> _Selected text_
* * * * * * * * *
Kyle Chayka: Living in someone else’s space is a great way to role-play a different life. When I spent a week house-sitting for friends in Brooklyn — aka inhabiting their empty apartment while they were on vacation — I first noticed how organized they were. A spot for everything! Could I be such a person, efficient, elegant, effective? Then I saw the sponge on their kitchen sink. Gently neon-colored, a perfect rectangular prism, with a material more like something from a chemistry lab than the Swiss-cheese Scotch-Brite I was used to — it was a revelation. An experience in itself.
When I got back home I googled “fancy scrubbing sponge,” and it delivered me to the correct brand, Skura. I promptly ordered a package of four Skrubby Sponges ($15 on Amazon, $3.75 per sponge) and have since bought them slightly cheaper in bulk, stacking bricks of sponges under the sink. Never has $3.75 made my life so much better. The finely grained, sandpaper-ish surface scours pots with ease. The gray foam absorbs but also expels water, drying out quickly. It doesn’t get smelly. Have I mentioned I just turned 35? Such are my joys.
* * * * * * * * *
> _Problem to work on_
Please answer these questions about the sponge text:
1. Where was the apartment the writer house-sat?
2. What brand did the search for "fancy scrubbing sponge" turn up?
3. What did the writer pay on Amazon for a package of four?
* * * * * * * * *
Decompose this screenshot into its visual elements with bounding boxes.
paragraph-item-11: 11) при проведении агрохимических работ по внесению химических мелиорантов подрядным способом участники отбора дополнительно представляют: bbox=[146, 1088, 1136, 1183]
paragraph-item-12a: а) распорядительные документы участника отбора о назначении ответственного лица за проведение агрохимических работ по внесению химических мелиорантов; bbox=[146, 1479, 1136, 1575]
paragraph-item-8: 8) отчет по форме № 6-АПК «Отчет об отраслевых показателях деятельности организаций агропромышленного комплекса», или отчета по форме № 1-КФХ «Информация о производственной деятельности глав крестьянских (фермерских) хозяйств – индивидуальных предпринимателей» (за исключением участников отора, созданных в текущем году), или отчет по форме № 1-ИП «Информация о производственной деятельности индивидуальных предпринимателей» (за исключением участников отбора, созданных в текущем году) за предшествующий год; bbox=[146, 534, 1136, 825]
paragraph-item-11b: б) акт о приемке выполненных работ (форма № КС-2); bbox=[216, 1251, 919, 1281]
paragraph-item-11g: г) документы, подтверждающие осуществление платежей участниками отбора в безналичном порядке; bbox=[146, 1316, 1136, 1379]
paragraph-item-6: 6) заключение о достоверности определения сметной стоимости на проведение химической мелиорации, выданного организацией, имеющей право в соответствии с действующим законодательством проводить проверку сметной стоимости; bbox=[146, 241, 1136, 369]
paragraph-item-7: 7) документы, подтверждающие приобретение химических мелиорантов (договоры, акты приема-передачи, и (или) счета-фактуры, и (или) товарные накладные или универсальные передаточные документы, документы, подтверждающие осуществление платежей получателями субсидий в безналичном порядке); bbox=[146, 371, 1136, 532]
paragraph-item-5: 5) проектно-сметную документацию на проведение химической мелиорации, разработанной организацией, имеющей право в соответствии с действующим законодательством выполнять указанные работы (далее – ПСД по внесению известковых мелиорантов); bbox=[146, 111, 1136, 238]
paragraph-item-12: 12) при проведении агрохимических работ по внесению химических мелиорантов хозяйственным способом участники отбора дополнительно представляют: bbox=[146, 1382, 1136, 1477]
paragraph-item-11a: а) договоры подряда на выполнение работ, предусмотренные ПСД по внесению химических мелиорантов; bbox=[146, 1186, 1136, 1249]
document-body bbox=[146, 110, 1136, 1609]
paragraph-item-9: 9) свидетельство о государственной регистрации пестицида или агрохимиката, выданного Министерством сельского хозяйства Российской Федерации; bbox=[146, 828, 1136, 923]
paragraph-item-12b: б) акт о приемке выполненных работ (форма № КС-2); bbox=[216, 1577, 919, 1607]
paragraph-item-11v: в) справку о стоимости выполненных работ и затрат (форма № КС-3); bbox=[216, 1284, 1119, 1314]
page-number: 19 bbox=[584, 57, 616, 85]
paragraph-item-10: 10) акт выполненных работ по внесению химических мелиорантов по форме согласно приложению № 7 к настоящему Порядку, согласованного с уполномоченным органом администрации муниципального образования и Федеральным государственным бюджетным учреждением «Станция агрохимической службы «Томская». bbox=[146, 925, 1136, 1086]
* * * * * * * * *
> _Written response_
1. Brooklyn
2. Skura
3. $15